§ Records from a collection:
+ + + + +
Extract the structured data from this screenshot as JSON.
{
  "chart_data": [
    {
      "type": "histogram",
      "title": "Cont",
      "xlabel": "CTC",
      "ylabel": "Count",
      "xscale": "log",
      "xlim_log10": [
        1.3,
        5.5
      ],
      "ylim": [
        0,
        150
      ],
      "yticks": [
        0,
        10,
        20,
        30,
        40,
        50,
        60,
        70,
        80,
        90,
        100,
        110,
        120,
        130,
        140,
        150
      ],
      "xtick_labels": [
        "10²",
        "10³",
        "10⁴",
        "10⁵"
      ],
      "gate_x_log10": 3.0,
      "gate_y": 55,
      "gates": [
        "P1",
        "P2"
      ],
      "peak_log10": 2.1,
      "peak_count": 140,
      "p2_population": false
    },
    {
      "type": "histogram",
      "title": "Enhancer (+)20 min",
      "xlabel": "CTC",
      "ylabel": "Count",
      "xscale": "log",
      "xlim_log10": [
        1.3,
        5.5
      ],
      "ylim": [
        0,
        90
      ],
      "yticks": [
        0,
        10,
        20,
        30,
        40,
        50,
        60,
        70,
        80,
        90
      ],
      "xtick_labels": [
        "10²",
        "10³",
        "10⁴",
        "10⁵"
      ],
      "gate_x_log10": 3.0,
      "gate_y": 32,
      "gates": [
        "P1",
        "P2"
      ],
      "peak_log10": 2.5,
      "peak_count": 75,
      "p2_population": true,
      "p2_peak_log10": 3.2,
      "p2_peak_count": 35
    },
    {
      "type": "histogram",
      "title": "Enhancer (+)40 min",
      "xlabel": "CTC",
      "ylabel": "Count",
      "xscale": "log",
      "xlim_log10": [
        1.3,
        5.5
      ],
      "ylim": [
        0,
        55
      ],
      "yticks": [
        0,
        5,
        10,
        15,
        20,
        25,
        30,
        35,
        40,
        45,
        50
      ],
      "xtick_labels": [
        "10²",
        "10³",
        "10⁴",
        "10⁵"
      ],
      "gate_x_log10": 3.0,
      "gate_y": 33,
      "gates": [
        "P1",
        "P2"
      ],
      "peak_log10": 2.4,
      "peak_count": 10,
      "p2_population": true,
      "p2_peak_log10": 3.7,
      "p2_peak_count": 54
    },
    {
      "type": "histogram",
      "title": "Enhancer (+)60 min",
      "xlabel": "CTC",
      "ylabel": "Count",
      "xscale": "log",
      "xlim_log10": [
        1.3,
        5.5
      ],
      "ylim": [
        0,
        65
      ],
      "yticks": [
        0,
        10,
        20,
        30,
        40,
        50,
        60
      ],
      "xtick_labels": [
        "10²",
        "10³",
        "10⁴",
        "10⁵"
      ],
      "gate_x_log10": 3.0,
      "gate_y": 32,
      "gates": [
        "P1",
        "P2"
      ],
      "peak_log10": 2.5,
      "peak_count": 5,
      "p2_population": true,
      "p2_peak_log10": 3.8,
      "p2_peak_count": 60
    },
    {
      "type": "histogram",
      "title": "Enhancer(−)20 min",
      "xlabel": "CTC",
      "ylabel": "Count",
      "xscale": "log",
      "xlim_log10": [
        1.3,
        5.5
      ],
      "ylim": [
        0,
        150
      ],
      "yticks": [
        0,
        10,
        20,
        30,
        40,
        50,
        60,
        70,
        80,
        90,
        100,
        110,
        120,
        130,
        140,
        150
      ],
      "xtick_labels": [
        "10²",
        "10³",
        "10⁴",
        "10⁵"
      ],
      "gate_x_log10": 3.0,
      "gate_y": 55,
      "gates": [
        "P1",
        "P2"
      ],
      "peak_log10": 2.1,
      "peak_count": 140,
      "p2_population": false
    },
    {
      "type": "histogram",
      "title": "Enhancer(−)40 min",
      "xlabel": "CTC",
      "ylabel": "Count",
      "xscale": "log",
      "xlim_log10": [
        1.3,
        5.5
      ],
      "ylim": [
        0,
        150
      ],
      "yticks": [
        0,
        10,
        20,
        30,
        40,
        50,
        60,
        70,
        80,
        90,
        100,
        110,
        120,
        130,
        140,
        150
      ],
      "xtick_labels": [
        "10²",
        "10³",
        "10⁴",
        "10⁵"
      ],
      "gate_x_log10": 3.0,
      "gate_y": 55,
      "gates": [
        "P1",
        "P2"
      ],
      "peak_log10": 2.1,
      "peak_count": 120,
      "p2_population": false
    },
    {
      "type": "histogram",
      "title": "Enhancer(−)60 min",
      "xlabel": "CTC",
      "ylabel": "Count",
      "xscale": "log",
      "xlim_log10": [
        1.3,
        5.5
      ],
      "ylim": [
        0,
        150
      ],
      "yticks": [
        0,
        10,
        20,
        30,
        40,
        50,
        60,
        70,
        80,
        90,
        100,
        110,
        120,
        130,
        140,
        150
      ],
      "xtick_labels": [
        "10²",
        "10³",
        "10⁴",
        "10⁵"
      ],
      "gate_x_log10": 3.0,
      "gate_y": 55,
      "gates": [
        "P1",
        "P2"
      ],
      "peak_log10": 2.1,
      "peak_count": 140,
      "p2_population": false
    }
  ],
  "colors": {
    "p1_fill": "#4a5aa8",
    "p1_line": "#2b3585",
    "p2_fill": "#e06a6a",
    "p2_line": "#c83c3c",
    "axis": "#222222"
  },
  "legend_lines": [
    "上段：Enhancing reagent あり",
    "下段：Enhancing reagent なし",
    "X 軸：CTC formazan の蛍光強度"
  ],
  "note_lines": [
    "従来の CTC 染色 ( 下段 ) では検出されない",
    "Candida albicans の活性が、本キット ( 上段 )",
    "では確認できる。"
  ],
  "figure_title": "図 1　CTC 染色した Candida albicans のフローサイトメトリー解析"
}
+ + + + +
§ TASK DESCRIPTION: Extract the complete set of records unchanged.

§ EXPECTED ANSWER:
Extract the structured data from this screenshot as JSON.
{
  "chart_data": [
    {
      "type": "histogram",
      "title": "Cont",
      "xlabel": "CTC",
      "ylabel": "Count",
      "xscale": "log",
      "xlim_log10": [
        1.3,
        5.5
      ],
      "ylim": [
        0,
        150
      ],
      "yticks": [
        0,
        10,
        20,
        30,
        40,
        50,
        60,
        70,
        80,
        90,
        100,
        110,
        120,
        130,
        140,
        150
      ],
      "xtick_labels": [
        "10²",
        "10³",
        "10⁴",
        "10⁵"
      ],
      "gate_x_log10": 3.0,
      "gate_y": 55,
      "gates": [
        "P1",
        "P2"
      ],
      "peak_log10": 2.1,
      "peak_count": 140,
      "p2_population": false
    },
    {
      "type": "histogram",
      "title": "Enhancer (+)20 min",
      "xlabel": "CTC",
      "ylabel": "Count",
      "xscale": "log",
      "xlim_log10": [
        1.3,
        5.5
      ],
      "ylim": [
        0,
        90
      ],
      "yticks": [
        0,
        10,
        20,
        30,
        40,
        50,
        60,
        70,
        80,
        90
      ],
      "xtick_labels": [
        "10²",
        "10³",
        "10⁴",
        "10⁵"
      ],
      "gate_x_log10": 3.0,
      "gate_y": 32,
      "gates": [
        "P1",
        "P2"
      ],
      "peak_log10": 2.5,
      "peak_count": 75,
      "p2_population": true,
      "p2_peak_log10": 3.2,
      "p2_peak_count": 35
    },
    {
      "type": "histogram",
      "title": "Enhancer (+)40 min",
      "xlabel": "CTC",
      "ylabel": "Count",
      "xscale": "log",
      "xlim_log10": [
        1.3,
        5.5
      ],
      "ylim": [
        0,
        55
      ],
      "yticks": [
        0,
        5,
        10,
        15,
        20,
        25,
        30,
        35,
        40,
        45,
        50
      ],
      "xtick_labels": [
        "10²",
        "10³",
        "10⁴",
        "10⁵"
      ],
      "gate_x_log10": 3.0,
      "gate_y": 33,
      "gates": [
        "P1",
        "P2"
      ],
      "peak_log10": 2.4,
      "peak_count": 10,
      "p2_population": true,
      "p2_peak_log10": 3.7,
      "p2_peak_count": 54
    },
    {
      "type": "histogram",
      "title": "Enhancer (+)60 min",
      "xlabel": "CTC",
      "ylabel": "Count",
      "xscale": "log",
      "xlim_log10": [
        1.3,
        5.5
      ],
      "ylim": [
        0,
        65
      ],
      "yticks": [
        0,
        10,
        20,
        30,
        40,
        50,
        60
      ],
      "xtick_labels": [
        "10²",
        "10³",
        "10⁴",
        "10⁵"
      ],
      "gate_x_log10": 3.0,
      "gate_y": 32,
      "gates": [
        "P1",
        "P2"
      ],
      "peak_log10": 2.5,
      "peak_count": 5,
      "p2_population": true,
      "p2_peak_log10": 3.8,
      "p2_peak_count": 60
    },
    {
      "type": "histogram",
      "title": "Enhancer(−)20 min",
      "xlabel": "CTC",
      "ylabel": "Count",
      "xscale": "log",
      "xlim_log10": [
        1.3,
        5.5
      ],
      "ylim": [
        0,
        150
      ],
      "yticks": [
        0,
        10,
        20,
        30,
        40,
        50,
        60,
        70,
        80,
        90,
        100,
        110,
        120,
        130,
        140,
        150
      ],
      "xtick_labels": [
        "10²",
        "10³",
        "10⁴",
        "10⁵"
      ],
      "gate_x_log10": 3.0,
      "gate_y": 55,
      "gates": [
        "P1",
        "P2"
      ],
      "peak_log10": 2.1,
      "peak_count": 140,
      "p2_population": false
    },
    {
      "type": "histogram",
      "title": "Enhancer(−)40 min",
      "xlabel": "CTC",
      "ylabel": "Count",
      "xscale": "log",
      "xlim_log10": [
        1.3,
        5.5
      ],
      "ylim": [
        0,
        150
      ],
      "yticks": [
        0,
        10,
        20,
        30,
        40,
        50,
        60,
        70,
        80,
        90,
        100,
        110,
        120,
        130,
        140,
        150
      ],
      "xtick_labels": [
        "10²",
        "10³",
        "10⁴",
        "10⁵"
      ],
      "gate_x_log10": 3.0,
      "gate_y": 55,
      "gates": [
        "P1",
        "P2"
      ],
      "peak_log10": 2.1,
      "peak_count": 120,
      "p2_population": false
    },
    {
      "type": "histogram",
      "title": "Enhancer(−)60 min",
      "xlabel": "CTC",
      "ylabel": "Count",
      "xscale": "log",
      "xlim_log10": [
        1.3,
        5.5
      ],
      "ylim": [
        0,
        150
      ],
      "yticks": [
        0,
        10,
        20,
        30,
        40,
        50,
        60,
        70,
        80,
        90,
        100,
        110,
        120,
        130,
        140,
        150
      ],
      "xtick_labels": [
        "10²",
        "10³",
        "10⁴",
        "10⁵"
      ],
      "gate_x_log10": 3.0,
      "gate_y": 55,
      "gates": [
        "P1",
        "P2"
      ],
      "peak_log10": 2.1,
      "peak_count": 140,
      "p2_population": false
    }
  ],
  "colors": {
    "p1_fill": "#4a5aa8",
    "p1_line": "#2b3585",
    "p2_fill": "#e06a6a",
    "p2_line": "#c83c3c",
    "axis": "#222222"
  },
  "legend_lines": [
    "上段：Enhancing reagent あり",
    "下段：Enhancing reagent なし",
    "X 軸：CTC formazan の蛍光強度"
  ],
  "note_lines": [
    "従来の CTC 染色 ( 下段 ) では検出されない",
    "Candida albicans の活性が、本キット ( 上段 )",
    "では確認できる。"
  ],
  "figure_title": "図 1　CTC 染色した Candida albicans のフローサイトメトリー解析"
}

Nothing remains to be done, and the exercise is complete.